▶ _What the exercise asks_
Locate each line containing the string "ROAD" and copy it out.

▶ _Task input_
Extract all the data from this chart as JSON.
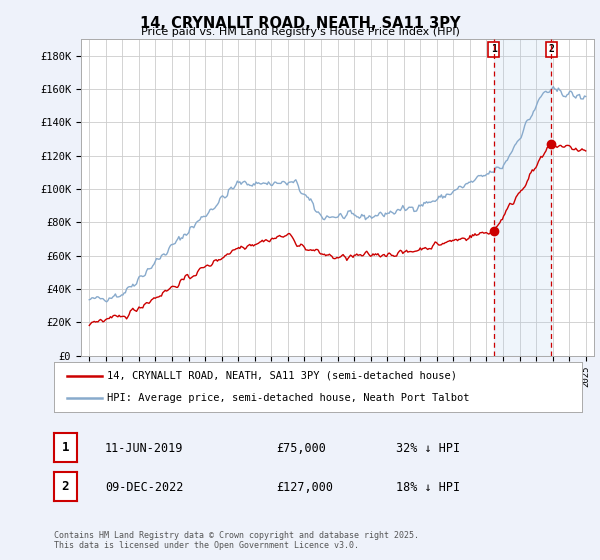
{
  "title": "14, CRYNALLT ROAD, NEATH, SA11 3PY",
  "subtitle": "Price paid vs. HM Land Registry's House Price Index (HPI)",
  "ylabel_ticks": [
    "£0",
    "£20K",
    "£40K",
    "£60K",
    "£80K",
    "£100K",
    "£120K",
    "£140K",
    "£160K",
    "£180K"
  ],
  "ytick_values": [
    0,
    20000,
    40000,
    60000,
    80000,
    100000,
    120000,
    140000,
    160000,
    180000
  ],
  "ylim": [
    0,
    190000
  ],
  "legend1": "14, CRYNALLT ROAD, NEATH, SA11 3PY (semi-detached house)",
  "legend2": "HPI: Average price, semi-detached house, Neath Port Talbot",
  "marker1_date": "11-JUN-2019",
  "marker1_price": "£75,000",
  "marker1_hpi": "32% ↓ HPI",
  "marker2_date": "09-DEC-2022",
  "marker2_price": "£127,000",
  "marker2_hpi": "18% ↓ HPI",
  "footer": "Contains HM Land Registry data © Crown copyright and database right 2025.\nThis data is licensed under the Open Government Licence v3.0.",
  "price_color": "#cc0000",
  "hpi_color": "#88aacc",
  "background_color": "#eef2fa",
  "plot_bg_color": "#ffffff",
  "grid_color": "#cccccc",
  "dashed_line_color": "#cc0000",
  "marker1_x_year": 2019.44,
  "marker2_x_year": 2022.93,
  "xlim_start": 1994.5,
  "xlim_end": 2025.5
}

==

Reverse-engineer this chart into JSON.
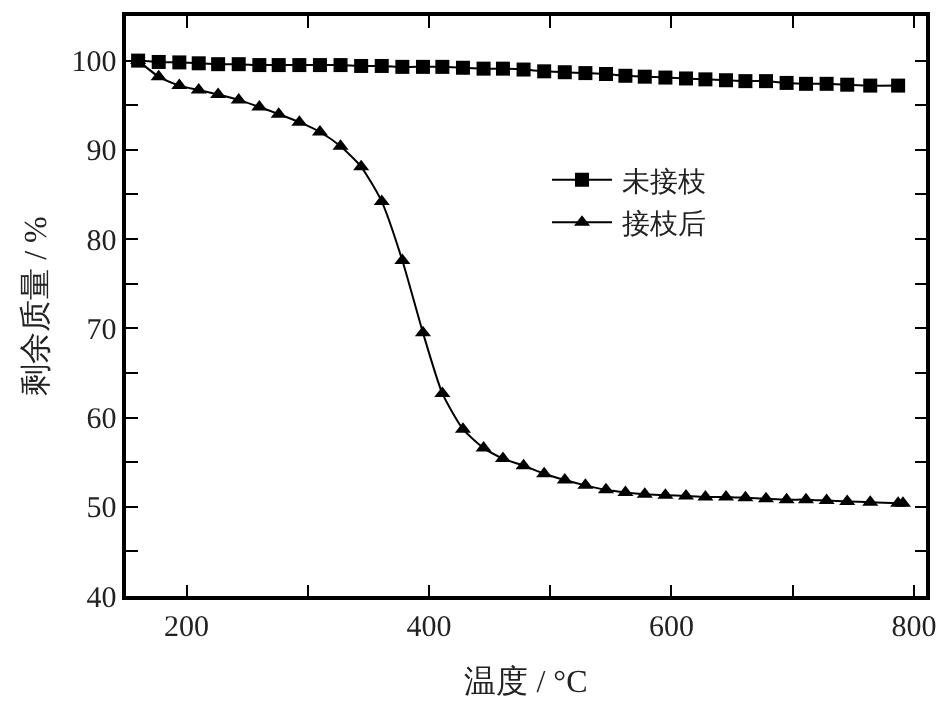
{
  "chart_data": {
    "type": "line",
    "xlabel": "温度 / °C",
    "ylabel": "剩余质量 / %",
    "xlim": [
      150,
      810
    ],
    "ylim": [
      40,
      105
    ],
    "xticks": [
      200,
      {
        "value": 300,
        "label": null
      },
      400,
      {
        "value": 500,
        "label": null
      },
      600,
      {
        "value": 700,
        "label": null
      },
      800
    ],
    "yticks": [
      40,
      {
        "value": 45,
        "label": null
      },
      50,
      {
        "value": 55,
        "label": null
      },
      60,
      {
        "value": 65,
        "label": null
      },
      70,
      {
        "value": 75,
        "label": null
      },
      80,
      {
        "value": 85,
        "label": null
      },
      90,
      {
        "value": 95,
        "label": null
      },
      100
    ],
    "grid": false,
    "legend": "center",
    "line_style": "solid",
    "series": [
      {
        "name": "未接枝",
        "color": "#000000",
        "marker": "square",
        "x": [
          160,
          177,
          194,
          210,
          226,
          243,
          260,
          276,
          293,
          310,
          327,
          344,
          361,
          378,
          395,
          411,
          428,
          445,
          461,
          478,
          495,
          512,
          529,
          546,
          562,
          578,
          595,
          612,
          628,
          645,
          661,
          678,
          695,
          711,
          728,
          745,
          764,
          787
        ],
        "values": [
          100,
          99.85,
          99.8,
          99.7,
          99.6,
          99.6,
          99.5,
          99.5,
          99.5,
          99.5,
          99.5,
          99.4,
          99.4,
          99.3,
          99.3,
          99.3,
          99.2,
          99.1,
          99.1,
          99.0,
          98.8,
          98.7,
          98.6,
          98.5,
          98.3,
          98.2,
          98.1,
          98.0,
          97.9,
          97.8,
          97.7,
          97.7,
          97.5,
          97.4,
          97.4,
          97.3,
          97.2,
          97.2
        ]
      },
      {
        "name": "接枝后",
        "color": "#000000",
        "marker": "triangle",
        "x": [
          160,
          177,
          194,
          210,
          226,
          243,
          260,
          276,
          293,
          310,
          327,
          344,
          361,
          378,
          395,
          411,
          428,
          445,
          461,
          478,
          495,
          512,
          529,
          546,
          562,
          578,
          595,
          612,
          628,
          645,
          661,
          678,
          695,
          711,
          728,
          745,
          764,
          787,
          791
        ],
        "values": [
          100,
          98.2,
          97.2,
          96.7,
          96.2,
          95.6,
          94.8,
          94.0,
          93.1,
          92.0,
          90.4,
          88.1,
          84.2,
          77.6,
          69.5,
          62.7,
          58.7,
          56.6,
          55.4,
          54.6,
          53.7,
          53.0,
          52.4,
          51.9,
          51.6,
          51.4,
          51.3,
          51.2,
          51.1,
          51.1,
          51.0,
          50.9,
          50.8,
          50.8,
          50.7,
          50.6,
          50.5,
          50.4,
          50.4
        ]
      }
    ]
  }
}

==

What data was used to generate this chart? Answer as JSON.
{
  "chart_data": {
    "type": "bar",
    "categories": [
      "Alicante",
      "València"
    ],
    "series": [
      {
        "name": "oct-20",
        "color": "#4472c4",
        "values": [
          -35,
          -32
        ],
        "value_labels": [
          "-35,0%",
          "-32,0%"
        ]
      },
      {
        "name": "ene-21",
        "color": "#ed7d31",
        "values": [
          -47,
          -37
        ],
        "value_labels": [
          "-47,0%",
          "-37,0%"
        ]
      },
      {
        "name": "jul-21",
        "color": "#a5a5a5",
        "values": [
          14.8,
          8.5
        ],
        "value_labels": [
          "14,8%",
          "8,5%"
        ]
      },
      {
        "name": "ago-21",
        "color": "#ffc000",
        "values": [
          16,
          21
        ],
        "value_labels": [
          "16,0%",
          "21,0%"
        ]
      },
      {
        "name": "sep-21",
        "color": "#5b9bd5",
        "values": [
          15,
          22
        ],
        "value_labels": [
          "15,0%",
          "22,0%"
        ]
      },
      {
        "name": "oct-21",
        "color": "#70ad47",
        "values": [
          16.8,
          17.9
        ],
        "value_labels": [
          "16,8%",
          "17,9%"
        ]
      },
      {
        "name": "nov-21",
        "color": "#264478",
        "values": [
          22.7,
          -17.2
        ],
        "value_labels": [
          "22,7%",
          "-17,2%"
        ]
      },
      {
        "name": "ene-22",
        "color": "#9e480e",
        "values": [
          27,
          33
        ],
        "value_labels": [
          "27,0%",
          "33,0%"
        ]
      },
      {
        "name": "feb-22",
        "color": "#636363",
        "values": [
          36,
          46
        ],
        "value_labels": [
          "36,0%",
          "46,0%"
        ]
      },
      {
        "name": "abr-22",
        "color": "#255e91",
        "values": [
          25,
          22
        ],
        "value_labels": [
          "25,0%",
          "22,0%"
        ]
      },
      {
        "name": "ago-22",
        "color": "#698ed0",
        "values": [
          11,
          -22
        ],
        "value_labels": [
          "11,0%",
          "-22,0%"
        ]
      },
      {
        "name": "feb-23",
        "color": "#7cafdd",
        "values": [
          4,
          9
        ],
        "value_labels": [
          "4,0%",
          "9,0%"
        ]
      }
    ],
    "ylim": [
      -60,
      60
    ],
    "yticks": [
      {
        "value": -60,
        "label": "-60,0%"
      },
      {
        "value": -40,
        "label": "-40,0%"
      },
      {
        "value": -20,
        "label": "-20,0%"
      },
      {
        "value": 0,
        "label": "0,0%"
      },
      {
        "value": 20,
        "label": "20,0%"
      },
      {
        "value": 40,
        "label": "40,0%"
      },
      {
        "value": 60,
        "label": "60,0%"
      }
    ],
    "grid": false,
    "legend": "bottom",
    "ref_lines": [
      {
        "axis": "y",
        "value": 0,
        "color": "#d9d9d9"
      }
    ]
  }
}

▶ _Completed task_
  "title": "14, CRYNALLT ROAD, NEATH, SA11 3PY",
  "legend1": "14, CRYNALLT ROAD, NEATH, SA11 3PY (semi-detached house)",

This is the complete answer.